Begin
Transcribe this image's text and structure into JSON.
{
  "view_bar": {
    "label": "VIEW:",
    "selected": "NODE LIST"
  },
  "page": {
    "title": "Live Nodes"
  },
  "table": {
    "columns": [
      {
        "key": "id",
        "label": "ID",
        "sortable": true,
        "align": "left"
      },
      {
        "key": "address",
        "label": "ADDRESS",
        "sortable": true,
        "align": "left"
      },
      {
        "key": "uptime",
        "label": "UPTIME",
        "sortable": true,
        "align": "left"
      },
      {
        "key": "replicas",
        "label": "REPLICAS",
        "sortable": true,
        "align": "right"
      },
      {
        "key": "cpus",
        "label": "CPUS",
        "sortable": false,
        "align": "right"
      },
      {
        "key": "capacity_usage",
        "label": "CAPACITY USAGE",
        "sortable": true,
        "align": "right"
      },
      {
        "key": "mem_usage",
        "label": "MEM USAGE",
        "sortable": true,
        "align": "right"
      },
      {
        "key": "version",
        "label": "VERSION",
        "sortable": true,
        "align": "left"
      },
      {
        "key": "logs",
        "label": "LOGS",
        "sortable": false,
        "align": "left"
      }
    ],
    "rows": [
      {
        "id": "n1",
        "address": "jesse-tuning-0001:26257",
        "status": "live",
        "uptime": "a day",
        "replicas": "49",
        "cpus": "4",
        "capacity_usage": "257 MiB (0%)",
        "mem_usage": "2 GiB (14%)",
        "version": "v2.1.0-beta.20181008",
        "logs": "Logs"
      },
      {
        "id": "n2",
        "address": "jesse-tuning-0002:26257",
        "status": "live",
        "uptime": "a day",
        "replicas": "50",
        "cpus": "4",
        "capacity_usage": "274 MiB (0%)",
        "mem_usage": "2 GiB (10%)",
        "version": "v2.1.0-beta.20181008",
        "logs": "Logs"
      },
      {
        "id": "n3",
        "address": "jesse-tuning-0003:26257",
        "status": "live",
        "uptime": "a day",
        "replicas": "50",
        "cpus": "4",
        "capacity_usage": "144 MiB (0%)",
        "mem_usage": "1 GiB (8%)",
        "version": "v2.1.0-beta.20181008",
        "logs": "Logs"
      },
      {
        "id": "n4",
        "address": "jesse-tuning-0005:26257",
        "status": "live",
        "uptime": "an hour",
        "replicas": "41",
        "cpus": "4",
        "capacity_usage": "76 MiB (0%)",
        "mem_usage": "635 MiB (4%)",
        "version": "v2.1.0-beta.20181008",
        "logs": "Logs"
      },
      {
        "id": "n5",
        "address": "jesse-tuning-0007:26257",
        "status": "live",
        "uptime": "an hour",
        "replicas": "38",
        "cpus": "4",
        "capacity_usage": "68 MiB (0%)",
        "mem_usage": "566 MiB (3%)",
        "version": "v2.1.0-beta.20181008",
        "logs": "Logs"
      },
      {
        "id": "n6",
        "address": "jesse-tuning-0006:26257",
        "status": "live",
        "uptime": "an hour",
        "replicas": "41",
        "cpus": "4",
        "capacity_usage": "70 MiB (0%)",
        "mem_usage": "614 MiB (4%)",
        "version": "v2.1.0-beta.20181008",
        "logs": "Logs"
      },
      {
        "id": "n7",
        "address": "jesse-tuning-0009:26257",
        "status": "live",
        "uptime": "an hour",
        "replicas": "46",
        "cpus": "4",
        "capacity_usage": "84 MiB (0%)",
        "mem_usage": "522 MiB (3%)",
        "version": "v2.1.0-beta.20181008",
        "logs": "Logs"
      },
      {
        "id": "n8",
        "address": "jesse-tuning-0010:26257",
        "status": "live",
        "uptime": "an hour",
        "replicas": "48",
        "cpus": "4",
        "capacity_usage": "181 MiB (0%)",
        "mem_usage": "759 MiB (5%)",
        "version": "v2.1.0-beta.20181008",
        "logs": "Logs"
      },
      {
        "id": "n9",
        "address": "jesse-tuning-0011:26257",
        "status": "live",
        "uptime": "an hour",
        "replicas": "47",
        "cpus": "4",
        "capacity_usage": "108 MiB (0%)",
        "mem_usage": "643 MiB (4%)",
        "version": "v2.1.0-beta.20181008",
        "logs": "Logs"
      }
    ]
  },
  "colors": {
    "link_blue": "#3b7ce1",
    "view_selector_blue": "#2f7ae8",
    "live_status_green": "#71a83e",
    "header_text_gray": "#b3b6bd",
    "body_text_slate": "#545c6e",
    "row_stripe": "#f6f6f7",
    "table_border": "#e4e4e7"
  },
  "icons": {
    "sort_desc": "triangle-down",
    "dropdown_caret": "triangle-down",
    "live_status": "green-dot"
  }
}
End
Working from the material above, retype it in its entirety without change.

• Reply
Transcribe this image's text and structure into JSON.
{
  "view_bar": {
    "label": "VIEW:",
    "selected": "NODE LIST"
  },
  "page": {
    "title": "Live Nodes"
  },
  "table": {
    "columns": [
      {
        "key": "id",
        "label": "ID",
        "sortable": true,
        "align": "left"
      },
      {
        "key": "address",
        "label": "ADDRESS",
        "sortable": true,
        "align": "left"
      },
      {
        "key": "uptime",
        "label": "UPTIME",
        "sortable": true,
        "align": "left"
      },
      {
        "key": "replicas",
        "label": "REPLICAS",
        "sortable": true,
        "align": "right"
      },
      {
        "key": "cpus",
        "label": "CPUS",
        "sortable": false,
        "align": "right"
      },
      {
        "key": "capacity_usage",
        "label": "CAPACITY USAGE",
        "sortable": true,
        "align": "right"
      },
      {
        "key": "mem_usage",
        "label": "MEM USAGE",
        "sortable": true,
        "align": "right"
      },
      {
        "key": "version",
        "label": "VERSION",
        "sortable": true,
        "align": "left"
      },
      {
        "key": "logs",
        "label": "LOGS",
        "sortable": false,
        "align": "left"
      }
    ],
    "rows": [
      {
        "id": "n1",
        "address": "jesse-tuning-0001:26257",
        "status": "live",
        "uptime": "a day",
        "replicas": "49",
        "cpus": "4",
        "capacity_usage": "257 MiB (0%)",
        "mem_usage": "2 GiB (14%)",
        "version": "v2.1.0-beta.20181008",
        "logs": "Logs"
      },
      {
        "id": "n2",
        "address": "jesse-tuning-0002:26257",
        "status": "live",
        "uptime": "a day",
        "replicas": "50",
        "cpus": "4",
        "capacity_usage": "274 MiB (0%)",
        "mem_usage": "2 GiB (10%)",
        "version": "v2.1.0-beta.20181008",
        "logs": "Logs"
      },
      {
        "id": "n3",
        "address": "jesse-tuning-0003:26257",
        "status": "live",
        "uptime": "a day",
        "replicas": "50",
        "cpus": "4",
        "capacity_usage": "144 MiB (0%)",
        "mem_usage": "1 GiB (8%)",
        "version": "v2.1.0-beta.20181008",
        "logs": "Logs"
      },
      {
        "id": "n4",
        "address": "jesse-tuning-0005:26257",
        "status": "live",
        "uptime": "an hour",
        "replicas": "41",
        "cpus": "4",
        "capacity_usage": "76 MiB (0%)",
        "mem_usage": "635 MiB (4%)",
        "version": "v2.1.0-beta.20181008",
        "logs": "Logs"
      },
      {
        "id": "n5",
        "address": "jesse-tuning-0007:26257",
        "status": "live",
        "uptime": "an hour",
        "replicas": "38",
        "cpus": "4",
        "capacity_usage": "68 MiB (0%)",
        "mem_usage": "566 MiB (3%)",
        "version": "v2.1.0-beta.20181008",
        "logs": "Logs"
      },
      {
        "id": "n6",
        "address": "jesse-tuning-0006:26257",
        "status": "live",
        "uptime": "an hour",
        "replicas": "41",
        "cpus": "4",
        "capacity_usage": "70 MiB (0%)",
        "mem_usage": "614 MiB (4%)",
        "version": "v2.1.0-beta.20181008",
        "logs": "Logs"
      },
      {
        "id": "n7",
        "address": "jesse-tuning-0009:26257",
        "status": "live",
        "uptime": "an hour",
        "replicas": "46",
        "cpus": "4",
        "capacity_usage": "84 MiB (0%)",
        "mem_usage": "522 MiB (3%)",
        "version": "v2.1.0-beta.20181008",
        "logs": "Logs"
      },
      {
        "id": "n8",
        "address": "jesse-tuning-0010:26257",
        "status": "live",
        "uptime": "an hour",
        "replicas": "48",
        "cpus": "4",
        "capacity_usage": "181 MiB (0%)",
        "mem_usage": "759 MiB (5%)",
        "version": "v2.1.0-beta.20181008",
        "logs": "Logs"
      },
      {
        "id": "n9",
        "address": "jesse-tuning-0011:26257",
        "status": "live",
        "uptime": "an hour",
        "replicas": "47",
        "cpus": "4",
        "capacity_usage": "108 MiB (0%)",
        "mem_usage": "643 MiB (4%)",
        "version": "v2.1.0-beta.20181008",
        "logs": "Logs"
      }
    ]
  },
  "colors": {
    "link_blue": "#3b7ce1",
    "view_selector_blue": "#2f7ae8",
    "live_status_green": "#71a83e",
    "header_text_gray": "#b3b6bd",
    "body_text_slate": "#545c6e",
    "row_stripe": "#f6f6f7",
    "table_border": "#e4e4e7"
  },
  "icons": {
    "sort_desc": "triangle-down",
    "dropdown_caret": "triangle-down",
    "live_status": "green-dot"
  }
}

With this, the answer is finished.